**The data**
'''

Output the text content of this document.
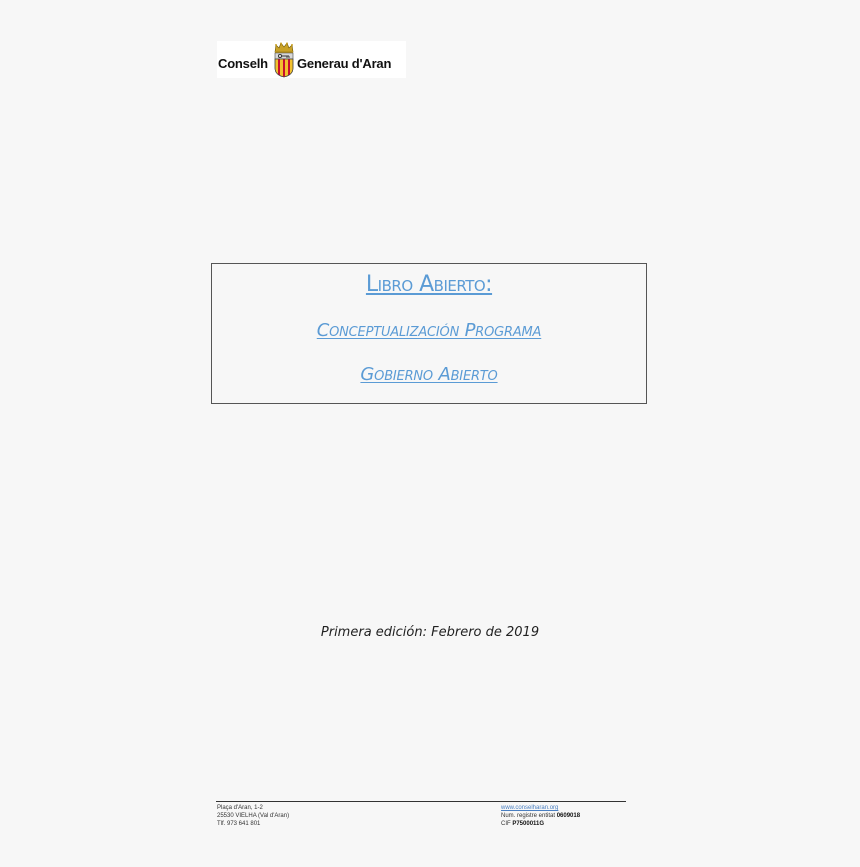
Conselh Generau d'Aran
Libro Abierto:
Conceptualización Programa
Gobierno Abierto
Primera edición: Febrero de 2019
Plaça d'Aran, 1-2
25530 VIELHA (Val d'Aran)
Tlf. 973 641 801
www.conselharan.org
Num. registre entitat 0609018
CIF P7500011G
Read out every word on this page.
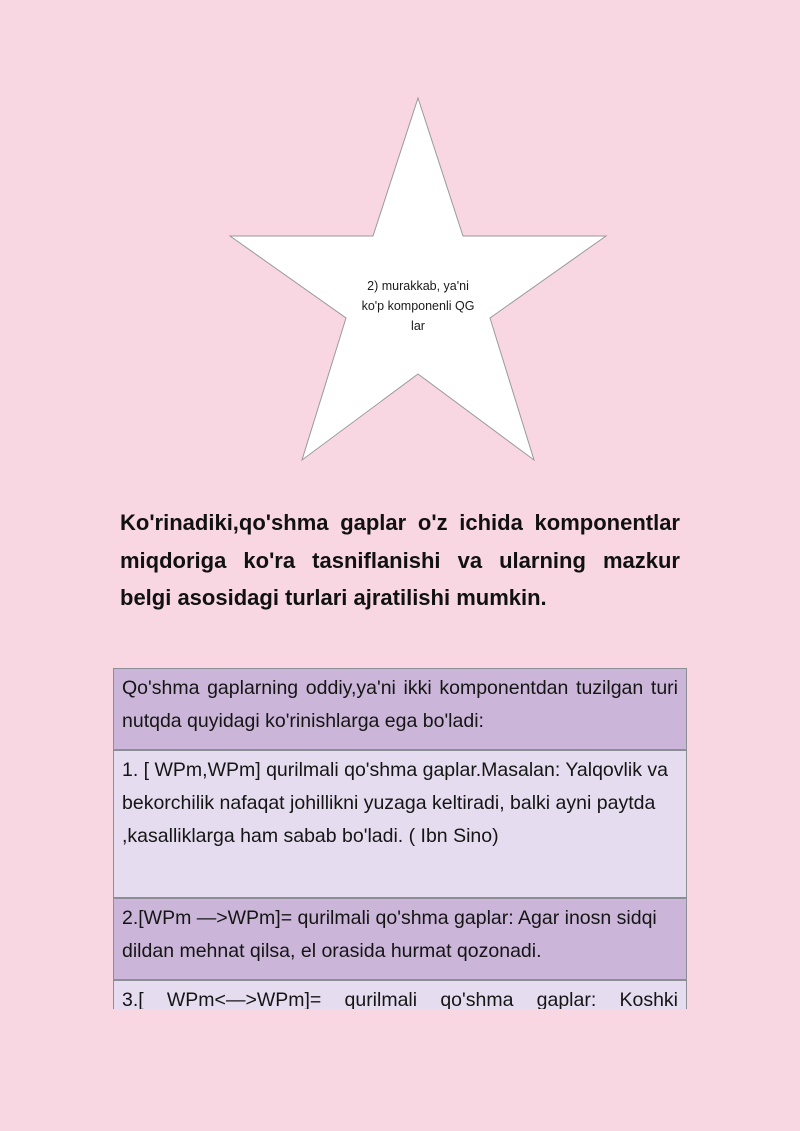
2) murakkab, ya'ni
ko'p komponenli QG
lar

Ko'rinadiki,qo'shma gaplar o'z ichida komponentlar miqdoriga ko'ra tasniflanishi va ularning mazkur belgi asosidagi turlari ajratilishi mumkin.

Qo'shma gaplarning oddiy,ya'ni ikki komponentdan tuzilgan turi nutqda quyidagi ko'rinishlarga ega bo'ladi:
1. [ WPm,WPm] qurilmali qo'shma gaplar.Masalan: Yalqovlik va bekorchilik nafaqat johillikni yuzaga keltiradi, balki ayni paytda ,kasalliklarga ham sabab bo'ladi. ( Ibn Sino)
2.[WPm —>WPm]= qurilmali qo'shma gaplar: Agar inosn sidqi dildan mehnat qilsa, el orasida hurmat qozonadi.
3.[ WPm<—>WPm]= qurilmali qo'shma gaplar: Koshki
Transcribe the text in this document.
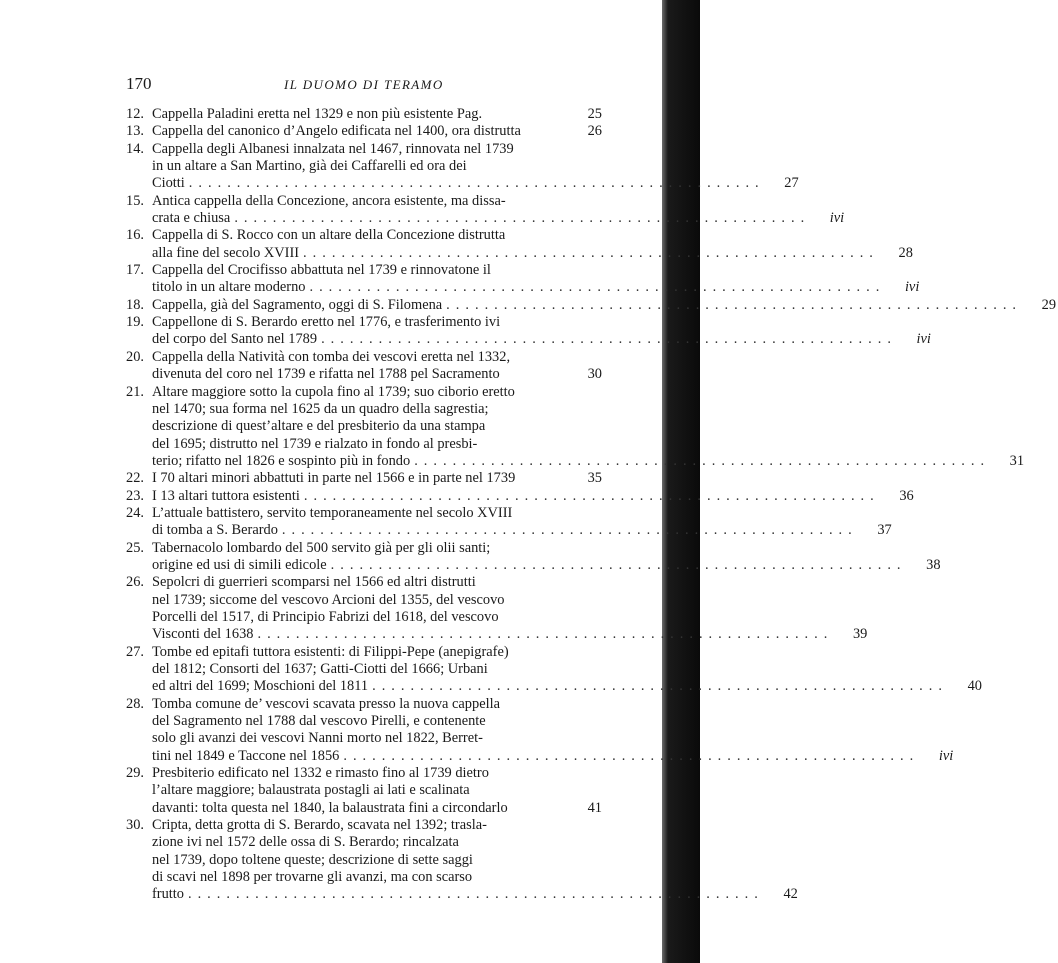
170	IL DUOMO DI TERAMO
12. Cappella Paladini eretta nel 1329 e non più esistente Pag.	25
13. Cappella del canonico d’Angelo edificata nel 1400, ora distrutta	26
14. Cappella degli Albanesi innalzata nel 1467, rinnovata nel 1739
in un altare a San Martino, già dei Caffarelli ed ora dei
Ciotti ............................................................	27
15. Antica cappella della Concezione, ancora esistente, ma dissa-
crata e chiusa ............................................................	ivi
16. Cappella di S. Rocco con un altare della Concezione distrutta
alla fine del secolo XVIII ............................................................	28
17. Cappella del Crocifisso abbattuta nel 1739 e rinnovatone il
titolo in un altare moderno ............................................................	ivi
18. Cappella, già del Sagramento, oggi di S. Filomena ............................................................	29
19. Cappellone di S. Berardo eretto nel 1776, e trasferimento ivi
del corpo del Santo nel 1789 ............................................................	ivi
20. Cappella della Natività con tomba dei vescovi eretta nel 1332,
divenuta del coro nel 1739 e rifatta nel 1788 pel Sacramento	30
21. Altare maggiore sotto la cupola fino al 1739; suo ciborio eretto
nel 1470; sua forma nel 1625 da un quadro della sagrestia;
descrizione di quest’altare e del presbiterio da una stampa
del 1695; distrutto nel 1739 e rialzato in fondo al presbi-
terio; rifatto nel 1826 e sospinto più in fondo ............................................................	31
22. I 70 altari minori abbattuti in parte nel 1566 e in parte nel 1739	35
23. I 13 altari tuttora esistenti ............................................................	36
24. L’attuale battistero, servito temporaneamente nel secolo XVIII
di tomba a S. Berardo ............................................................	37
25. Tabernacolo lombardo del 500 servito già per gli olii santi;
origine ed usi di simili edicole ............................................................	38
26. Sepolcri di guerrieri scomparsi nel 1566 ed altri distrutti
nel 1739; siccome del vescovo Arcioni del 1355, del vescovo
Porcelli del 1517, di Principio Fabrizi del 1618, del vescovo
Visconti del 1638 ............................................................	39
27. Tombe ed epitafi tuttora esistenti: di Filippi-Pepe (anepigrafe)
del 1812; Consorti del 1637; Gatti-Ciotti del 1666; Urbani
ed altri del 1699; Moschioni del 1811 ............................................................	40
28. Tomba comune de’ vescovi scavata presso la nuova cappella
del Sagramento nel 1788 dal vescovo Pirelli, e contenente
solo gli avanzi dei vescovi Nanni morto nel 1822, Berret-
tini nel 1849 e Taccone nel 1856 ............................................................	ivi
29. Presbiterio edificato nel 1332 e rimasto fino al 1739 dietro
l’altare maggiore; balaustrata postagli ai lati e scalinata
davanti: tolta questa nel 1840, la balaustrata fini a circondarlo	41
30. Cripta, detta grotta di S. Berardo, scavata nel 1392; trasla-
zione ivi nel 1572 delle ossa di S. Berardo; rincalzata
nel 1739, dopo toltene queste; descrizione di sette saggi
di scavi nel 1898 per trovarne gli avanzi, ma con scarso
frutto ............................................................	42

'''

Each line of the material that holds the string "della" counts once; give the total alone.

**Result for this task**
4